— Start of Supplied information —

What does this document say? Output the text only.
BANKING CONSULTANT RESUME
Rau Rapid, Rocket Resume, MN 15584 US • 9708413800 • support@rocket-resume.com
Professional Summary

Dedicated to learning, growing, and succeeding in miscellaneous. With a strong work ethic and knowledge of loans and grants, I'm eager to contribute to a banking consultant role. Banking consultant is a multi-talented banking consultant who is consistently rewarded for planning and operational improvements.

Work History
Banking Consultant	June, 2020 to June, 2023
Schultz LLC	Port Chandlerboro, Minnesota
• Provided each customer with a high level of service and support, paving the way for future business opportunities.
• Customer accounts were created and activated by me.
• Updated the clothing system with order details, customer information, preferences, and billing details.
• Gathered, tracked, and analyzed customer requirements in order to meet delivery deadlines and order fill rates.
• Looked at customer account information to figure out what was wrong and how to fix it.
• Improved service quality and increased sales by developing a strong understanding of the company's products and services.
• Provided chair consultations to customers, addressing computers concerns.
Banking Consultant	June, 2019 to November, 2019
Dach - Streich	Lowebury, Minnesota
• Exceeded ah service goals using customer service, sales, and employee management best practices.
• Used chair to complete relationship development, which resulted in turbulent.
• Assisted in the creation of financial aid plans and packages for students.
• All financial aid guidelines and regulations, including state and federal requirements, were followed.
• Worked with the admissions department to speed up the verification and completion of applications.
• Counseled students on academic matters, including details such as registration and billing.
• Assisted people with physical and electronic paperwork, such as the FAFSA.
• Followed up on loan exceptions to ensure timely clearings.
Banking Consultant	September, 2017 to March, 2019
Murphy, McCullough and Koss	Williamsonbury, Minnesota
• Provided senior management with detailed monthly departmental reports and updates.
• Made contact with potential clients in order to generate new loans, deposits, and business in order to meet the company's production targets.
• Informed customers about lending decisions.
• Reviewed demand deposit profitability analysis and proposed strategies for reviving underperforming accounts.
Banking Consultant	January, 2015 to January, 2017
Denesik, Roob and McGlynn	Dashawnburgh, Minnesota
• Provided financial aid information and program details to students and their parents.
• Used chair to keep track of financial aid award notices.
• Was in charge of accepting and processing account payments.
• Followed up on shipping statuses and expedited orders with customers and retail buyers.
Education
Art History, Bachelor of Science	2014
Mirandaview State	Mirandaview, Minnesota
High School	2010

— End of Supplied information —

Task description: Every entry needs to be retyped exactly.

Complete answer:
What does this document say? Output the text only.
BANKING CONSULTANT RESUME
Rau Rapid, Rocket Resume, MN 15584 US • 9708413800 • support@rocket-resume.com
Professional Summary

Dedicated to learning, growing, and succeeding in miscellaneous. With a strong work ethic and knowledge of loans and grants, I'm eager to contribute to a banking consultant role. Banking consultant is a multi-talented banking consultant who is consistently rewarded for planning and operational improvements.

Work History
Banking Consultant	June, 2020 to June, 2023
Schultz LLC	Port Chandlerboro, Minnesota
• Provided each customer with a high level of service and support, paving the way for future business opportunities.
• Customer accounts were created and activated by me.
• Updated the clothing system with order details, customer information, preferences, and billing details.
• Gathered, tracked, and analyzed customer requirements in order to meet delivery deadlines and order fill rates.
• Looked at customer account information to figure out what was wrong and how to fix it.
• Improved service quality and increased sales by developing a strong understanding of the company's products and services.
• Provided chair consultations to customers, addressing computers concerns.
Banking Consultant	June, 2019 to November, 2019
Dach - Streich	Lowebury, Minnesota
• Exceeded ah service goals using customer service, sales, and employee management best practices.
• Used chair to complete relationship development, which resulted in turbulent.
• Assisted in the creation of financial aid plans and packages for students.
• All financial aid guidelines and regulations, including state and federal requirements, were followed.
• Worked with the admissions department to speed up the verification and completion of applications.
• Counseled students on academic matters, including details such as registration and billing.
• Assisted people with physical and electronic paperwork, such as the FAFSA.
• Followed up on loan exceptions to ensure timely clearings.
Banking Consultant	September, 2017 to March, 2019
Murphy, McCullough and Koss	Williamsonbury, Minnesota
• Provided senior management with detailed monthly departmental reports and updates.
• Made contact with potential clients in order to generate new loans, deposits, and business in order to meet the company's production targets.
• Informed customers about lending decisions.
• Reviewed demand deposit profitability analysis and proposed strategies for reviving underperforming accounts.
Banking Consultant	January, 2015 to January, 2017
Denesik, Roob and McGlynn	Dashawnburgh, Minnesota
• Provided financial aid information and program details to students and their parents.
• Used chair to keep track of financial aid award notices.
• Was in charge of accepting and processing account payments.
• Followed up on shipping statuses and expedited orders with customers and retail buyers.
Education
Art History, Bachelor of Science	2014
Mirandaview State	Mirandaview, Minnesota
High School	2010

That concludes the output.